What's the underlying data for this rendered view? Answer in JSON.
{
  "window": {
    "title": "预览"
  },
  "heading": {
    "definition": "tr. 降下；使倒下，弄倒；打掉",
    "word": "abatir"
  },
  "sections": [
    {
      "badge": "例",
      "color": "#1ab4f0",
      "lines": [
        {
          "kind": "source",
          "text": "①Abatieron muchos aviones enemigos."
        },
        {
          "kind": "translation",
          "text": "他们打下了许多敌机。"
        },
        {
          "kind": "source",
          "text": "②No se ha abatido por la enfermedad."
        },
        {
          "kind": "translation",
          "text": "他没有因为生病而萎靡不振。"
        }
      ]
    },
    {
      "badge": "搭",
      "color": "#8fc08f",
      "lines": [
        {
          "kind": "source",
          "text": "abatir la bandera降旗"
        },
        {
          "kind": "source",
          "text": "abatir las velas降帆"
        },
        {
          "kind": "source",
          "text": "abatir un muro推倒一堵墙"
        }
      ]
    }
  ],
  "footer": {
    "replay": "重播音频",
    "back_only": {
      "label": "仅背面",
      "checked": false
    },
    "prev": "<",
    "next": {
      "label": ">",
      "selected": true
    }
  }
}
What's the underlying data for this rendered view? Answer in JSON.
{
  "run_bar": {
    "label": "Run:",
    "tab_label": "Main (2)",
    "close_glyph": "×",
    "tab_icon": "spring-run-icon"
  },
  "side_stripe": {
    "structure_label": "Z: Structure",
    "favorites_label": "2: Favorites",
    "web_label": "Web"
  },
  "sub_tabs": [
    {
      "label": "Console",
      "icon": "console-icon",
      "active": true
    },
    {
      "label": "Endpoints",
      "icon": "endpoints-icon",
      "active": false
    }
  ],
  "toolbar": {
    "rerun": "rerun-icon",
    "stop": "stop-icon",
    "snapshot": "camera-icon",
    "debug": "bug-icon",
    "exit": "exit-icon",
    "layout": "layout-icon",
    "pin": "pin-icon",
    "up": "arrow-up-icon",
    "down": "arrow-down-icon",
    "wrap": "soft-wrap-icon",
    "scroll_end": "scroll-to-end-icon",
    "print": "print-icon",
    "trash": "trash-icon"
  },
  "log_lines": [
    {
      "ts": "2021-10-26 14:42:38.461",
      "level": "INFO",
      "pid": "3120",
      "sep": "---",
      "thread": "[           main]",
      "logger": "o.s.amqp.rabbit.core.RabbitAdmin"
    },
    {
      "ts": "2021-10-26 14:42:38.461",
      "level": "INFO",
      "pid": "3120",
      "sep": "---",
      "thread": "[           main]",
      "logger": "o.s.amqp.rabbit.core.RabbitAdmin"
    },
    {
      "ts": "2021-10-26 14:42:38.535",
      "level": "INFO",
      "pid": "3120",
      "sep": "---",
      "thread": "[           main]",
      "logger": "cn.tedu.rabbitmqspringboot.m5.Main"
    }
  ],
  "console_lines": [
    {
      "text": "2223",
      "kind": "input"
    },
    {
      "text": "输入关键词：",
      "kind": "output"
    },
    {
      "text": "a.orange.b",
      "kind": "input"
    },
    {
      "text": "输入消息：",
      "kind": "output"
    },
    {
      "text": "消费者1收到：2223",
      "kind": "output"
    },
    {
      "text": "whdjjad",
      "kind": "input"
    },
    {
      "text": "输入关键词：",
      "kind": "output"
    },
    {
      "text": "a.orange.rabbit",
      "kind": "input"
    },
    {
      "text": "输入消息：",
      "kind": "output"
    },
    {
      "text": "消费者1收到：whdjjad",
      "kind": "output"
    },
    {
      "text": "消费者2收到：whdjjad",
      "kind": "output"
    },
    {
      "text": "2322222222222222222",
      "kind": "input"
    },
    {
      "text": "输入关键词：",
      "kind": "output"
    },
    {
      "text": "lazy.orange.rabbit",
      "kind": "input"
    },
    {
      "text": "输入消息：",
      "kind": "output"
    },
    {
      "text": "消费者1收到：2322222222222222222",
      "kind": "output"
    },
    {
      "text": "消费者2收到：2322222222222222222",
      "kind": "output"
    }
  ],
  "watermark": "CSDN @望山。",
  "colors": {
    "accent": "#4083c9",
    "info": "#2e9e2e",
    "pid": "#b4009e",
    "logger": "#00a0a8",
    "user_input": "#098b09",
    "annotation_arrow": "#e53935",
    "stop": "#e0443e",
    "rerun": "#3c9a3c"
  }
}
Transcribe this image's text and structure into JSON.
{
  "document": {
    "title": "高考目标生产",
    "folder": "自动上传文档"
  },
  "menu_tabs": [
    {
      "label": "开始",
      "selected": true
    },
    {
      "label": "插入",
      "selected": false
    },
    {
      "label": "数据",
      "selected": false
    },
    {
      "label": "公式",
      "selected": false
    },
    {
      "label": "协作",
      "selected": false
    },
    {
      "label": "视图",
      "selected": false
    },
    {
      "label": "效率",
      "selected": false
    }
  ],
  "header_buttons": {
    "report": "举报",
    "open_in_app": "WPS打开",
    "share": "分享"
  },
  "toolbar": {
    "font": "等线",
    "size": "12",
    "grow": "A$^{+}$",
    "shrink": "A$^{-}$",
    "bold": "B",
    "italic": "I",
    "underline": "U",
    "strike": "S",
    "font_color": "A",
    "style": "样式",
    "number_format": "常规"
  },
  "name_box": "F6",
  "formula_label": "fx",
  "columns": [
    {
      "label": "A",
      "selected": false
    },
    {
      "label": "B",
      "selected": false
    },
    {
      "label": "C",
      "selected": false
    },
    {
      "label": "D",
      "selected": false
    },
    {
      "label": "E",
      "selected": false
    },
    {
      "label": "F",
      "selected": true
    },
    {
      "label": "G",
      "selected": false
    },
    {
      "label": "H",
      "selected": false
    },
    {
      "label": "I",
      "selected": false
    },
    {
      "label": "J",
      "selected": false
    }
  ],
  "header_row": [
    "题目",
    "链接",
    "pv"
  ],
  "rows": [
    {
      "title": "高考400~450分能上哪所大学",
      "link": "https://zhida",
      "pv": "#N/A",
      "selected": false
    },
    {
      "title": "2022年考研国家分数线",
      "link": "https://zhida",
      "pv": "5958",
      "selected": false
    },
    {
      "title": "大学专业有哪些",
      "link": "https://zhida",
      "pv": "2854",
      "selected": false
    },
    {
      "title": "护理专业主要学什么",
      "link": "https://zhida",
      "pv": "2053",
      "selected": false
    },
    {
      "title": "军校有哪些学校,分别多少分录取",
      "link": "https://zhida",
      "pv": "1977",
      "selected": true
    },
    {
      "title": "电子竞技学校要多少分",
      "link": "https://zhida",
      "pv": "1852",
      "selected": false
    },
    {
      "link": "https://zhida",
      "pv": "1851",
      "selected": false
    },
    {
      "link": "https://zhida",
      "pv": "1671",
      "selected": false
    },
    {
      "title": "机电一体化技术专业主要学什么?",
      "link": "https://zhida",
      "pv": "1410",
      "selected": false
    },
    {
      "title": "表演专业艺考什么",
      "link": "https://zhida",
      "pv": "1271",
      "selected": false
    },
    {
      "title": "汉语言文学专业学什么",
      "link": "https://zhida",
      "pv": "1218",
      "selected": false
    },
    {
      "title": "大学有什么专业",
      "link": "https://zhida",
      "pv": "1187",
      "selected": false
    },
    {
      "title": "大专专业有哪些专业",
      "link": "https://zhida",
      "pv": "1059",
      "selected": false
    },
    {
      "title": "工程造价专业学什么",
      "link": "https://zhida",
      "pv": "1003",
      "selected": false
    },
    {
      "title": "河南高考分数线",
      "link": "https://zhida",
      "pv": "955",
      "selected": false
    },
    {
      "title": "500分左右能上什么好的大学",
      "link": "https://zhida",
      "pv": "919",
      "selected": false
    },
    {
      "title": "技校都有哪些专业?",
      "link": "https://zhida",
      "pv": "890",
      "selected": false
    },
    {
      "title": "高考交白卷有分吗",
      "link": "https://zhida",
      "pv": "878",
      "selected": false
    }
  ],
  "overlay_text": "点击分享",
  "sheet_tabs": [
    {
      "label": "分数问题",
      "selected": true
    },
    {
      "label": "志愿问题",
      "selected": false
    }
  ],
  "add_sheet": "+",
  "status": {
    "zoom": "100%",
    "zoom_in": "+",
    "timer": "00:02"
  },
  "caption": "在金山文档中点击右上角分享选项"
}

------------------------------------

**Exercise brief**
Your task is to gather every line with the word "abatir" and copy it.

**Output for this task**
    "word": "abatir"
          "text": "abatir la bandera降旗"
          "text": "abatir las velas降帆"
          "text": "abatir un muro推倒一堵墙"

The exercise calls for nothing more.